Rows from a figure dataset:
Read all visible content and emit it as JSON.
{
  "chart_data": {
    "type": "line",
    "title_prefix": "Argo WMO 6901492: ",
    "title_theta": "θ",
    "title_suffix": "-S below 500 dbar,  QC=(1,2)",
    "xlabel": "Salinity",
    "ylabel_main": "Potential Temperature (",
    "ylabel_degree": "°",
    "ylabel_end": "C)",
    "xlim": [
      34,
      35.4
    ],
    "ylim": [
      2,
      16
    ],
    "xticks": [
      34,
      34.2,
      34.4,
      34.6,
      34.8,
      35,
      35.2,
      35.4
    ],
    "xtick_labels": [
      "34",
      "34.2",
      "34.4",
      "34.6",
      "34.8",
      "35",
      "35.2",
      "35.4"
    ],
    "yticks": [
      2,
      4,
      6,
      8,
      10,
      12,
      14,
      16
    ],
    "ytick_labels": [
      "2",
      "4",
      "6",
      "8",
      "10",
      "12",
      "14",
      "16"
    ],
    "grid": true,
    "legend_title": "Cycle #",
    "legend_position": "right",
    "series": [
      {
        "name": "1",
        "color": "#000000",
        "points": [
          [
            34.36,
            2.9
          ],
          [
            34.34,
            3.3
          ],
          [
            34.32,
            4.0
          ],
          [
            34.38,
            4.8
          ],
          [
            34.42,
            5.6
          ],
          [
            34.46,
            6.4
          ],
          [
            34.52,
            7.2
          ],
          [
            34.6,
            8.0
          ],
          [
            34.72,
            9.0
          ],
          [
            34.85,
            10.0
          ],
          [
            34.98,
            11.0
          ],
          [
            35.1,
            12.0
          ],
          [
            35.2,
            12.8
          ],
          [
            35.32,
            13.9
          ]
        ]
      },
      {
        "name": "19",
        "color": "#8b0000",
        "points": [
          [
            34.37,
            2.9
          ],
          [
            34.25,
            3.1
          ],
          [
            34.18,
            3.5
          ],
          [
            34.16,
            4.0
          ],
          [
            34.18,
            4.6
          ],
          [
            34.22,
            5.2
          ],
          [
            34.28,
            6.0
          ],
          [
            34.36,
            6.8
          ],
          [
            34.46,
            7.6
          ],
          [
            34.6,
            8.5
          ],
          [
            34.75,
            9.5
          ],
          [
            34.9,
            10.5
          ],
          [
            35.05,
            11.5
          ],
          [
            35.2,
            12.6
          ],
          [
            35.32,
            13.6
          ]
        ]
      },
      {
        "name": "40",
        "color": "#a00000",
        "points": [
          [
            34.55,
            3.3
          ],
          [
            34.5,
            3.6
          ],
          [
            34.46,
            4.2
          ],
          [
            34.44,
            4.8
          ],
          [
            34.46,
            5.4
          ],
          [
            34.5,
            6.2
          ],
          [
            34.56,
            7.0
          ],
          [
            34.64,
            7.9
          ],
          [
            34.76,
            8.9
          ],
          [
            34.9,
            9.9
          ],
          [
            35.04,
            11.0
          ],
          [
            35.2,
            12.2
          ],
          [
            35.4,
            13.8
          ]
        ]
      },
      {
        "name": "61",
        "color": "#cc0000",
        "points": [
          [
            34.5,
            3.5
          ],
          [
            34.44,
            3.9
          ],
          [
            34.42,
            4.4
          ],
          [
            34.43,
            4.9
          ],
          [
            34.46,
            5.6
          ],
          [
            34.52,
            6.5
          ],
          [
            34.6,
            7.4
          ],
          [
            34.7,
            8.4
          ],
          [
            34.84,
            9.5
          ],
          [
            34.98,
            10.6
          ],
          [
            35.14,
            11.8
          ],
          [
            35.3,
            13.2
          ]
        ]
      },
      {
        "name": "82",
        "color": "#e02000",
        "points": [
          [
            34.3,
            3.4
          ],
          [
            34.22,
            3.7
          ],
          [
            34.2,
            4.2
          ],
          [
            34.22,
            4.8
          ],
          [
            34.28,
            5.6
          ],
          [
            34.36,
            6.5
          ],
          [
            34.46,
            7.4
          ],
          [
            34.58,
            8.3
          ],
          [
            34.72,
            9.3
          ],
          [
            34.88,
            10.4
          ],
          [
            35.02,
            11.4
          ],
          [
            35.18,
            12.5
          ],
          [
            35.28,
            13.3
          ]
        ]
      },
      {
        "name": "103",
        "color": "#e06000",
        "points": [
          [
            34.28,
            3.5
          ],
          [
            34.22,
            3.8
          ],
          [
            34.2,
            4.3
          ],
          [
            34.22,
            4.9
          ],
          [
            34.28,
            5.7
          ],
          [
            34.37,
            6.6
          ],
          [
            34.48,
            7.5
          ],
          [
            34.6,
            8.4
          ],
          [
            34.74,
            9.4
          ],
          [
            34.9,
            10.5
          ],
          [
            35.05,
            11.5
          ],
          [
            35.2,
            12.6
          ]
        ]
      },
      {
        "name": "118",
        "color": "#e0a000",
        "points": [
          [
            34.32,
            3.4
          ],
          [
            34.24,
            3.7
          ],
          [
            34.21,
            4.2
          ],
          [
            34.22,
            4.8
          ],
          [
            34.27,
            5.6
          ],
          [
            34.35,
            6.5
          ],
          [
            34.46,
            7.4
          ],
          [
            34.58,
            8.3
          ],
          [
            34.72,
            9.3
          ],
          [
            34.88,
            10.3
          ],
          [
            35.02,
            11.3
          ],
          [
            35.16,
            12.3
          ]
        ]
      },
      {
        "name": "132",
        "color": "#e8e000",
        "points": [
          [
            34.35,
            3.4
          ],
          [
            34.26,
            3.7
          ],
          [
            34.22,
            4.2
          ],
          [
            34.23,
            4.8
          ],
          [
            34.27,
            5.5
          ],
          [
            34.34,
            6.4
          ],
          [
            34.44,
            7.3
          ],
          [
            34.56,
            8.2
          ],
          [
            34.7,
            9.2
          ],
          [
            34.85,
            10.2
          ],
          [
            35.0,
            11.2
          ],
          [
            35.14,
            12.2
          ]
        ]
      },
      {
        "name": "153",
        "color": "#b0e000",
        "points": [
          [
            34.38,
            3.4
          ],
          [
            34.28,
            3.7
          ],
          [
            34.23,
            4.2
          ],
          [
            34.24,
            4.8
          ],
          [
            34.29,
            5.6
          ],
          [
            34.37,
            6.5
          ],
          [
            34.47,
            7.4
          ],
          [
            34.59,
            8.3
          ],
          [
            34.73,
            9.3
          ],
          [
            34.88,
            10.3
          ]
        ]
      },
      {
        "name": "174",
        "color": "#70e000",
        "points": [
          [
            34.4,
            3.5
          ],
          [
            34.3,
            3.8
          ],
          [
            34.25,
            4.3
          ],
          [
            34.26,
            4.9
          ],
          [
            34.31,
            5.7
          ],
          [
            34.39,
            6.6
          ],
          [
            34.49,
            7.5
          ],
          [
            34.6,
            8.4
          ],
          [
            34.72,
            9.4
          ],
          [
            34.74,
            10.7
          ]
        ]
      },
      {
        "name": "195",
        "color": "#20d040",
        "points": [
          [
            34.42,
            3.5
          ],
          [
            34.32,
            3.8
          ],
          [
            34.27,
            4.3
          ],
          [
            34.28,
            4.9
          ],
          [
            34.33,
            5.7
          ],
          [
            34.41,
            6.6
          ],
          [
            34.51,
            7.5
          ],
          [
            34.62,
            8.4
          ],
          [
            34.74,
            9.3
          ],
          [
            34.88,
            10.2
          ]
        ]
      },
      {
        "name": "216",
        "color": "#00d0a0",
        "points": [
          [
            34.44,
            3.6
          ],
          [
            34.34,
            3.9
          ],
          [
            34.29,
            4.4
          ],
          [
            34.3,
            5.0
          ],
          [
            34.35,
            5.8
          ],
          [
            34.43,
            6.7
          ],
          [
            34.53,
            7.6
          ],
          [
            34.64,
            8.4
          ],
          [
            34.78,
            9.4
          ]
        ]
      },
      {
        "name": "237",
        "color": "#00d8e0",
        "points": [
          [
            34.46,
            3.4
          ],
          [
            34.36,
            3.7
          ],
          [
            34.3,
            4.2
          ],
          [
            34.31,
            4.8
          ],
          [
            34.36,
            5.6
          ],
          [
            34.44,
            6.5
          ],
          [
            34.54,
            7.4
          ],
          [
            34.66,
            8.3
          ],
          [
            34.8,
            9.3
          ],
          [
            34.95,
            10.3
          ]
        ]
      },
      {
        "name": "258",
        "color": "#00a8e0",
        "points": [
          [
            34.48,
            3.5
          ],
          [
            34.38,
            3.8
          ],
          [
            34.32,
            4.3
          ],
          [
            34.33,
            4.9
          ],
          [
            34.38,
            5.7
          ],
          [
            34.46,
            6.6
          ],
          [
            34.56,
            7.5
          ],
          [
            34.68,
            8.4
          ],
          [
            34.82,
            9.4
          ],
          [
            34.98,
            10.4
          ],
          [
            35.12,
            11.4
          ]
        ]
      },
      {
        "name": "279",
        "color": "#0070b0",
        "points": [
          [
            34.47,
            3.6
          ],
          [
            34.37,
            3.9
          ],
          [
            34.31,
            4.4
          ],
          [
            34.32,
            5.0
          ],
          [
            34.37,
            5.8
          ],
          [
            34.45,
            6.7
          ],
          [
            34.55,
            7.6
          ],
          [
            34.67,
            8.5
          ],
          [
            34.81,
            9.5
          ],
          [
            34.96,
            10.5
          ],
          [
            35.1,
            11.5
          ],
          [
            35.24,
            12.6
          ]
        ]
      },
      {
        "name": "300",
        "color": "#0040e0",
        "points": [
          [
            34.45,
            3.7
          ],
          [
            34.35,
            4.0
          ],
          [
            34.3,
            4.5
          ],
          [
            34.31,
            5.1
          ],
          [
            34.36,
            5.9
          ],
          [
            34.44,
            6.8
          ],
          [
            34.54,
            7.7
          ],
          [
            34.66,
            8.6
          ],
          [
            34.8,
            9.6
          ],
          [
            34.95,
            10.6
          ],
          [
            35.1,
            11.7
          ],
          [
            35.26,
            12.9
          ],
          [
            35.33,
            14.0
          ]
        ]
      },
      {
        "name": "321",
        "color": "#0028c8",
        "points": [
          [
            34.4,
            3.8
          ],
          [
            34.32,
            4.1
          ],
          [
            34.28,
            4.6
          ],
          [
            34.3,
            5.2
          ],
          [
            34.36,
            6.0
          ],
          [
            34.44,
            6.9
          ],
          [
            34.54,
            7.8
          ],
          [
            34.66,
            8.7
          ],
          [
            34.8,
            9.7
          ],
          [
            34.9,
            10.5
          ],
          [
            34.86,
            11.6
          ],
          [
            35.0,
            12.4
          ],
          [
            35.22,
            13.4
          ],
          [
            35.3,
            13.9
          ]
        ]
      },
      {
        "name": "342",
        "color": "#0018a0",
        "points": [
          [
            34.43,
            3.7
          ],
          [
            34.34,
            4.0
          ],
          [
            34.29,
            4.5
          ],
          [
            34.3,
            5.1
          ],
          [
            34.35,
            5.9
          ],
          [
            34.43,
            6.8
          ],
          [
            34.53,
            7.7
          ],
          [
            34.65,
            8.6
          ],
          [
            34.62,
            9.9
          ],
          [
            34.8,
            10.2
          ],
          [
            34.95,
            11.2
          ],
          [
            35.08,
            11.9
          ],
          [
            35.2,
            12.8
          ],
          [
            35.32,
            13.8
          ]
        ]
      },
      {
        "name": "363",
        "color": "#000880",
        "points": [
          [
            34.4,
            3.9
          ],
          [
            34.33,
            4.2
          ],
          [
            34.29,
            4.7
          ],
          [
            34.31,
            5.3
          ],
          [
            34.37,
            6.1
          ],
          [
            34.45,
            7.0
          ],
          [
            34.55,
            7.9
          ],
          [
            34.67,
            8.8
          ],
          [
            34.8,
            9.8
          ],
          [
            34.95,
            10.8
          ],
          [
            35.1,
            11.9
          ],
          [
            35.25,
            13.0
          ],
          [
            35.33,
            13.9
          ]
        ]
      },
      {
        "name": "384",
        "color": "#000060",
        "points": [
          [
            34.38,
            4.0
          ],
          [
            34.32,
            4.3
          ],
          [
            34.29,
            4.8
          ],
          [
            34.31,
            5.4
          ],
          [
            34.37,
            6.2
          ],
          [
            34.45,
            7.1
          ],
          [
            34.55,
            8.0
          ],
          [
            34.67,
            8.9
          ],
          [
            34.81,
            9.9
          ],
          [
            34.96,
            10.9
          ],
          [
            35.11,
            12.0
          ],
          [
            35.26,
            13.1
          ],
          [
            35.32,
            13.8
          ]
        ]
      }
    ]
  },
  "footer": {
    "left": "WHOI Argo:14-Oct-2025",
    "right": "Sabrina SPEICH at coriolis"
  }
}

WORK REQUIRED
List each line holding the string "right".

RESULT FOR THIS TASK
    "legend_position": "right",
    "right": "Sabrina SPEICH at coriolis"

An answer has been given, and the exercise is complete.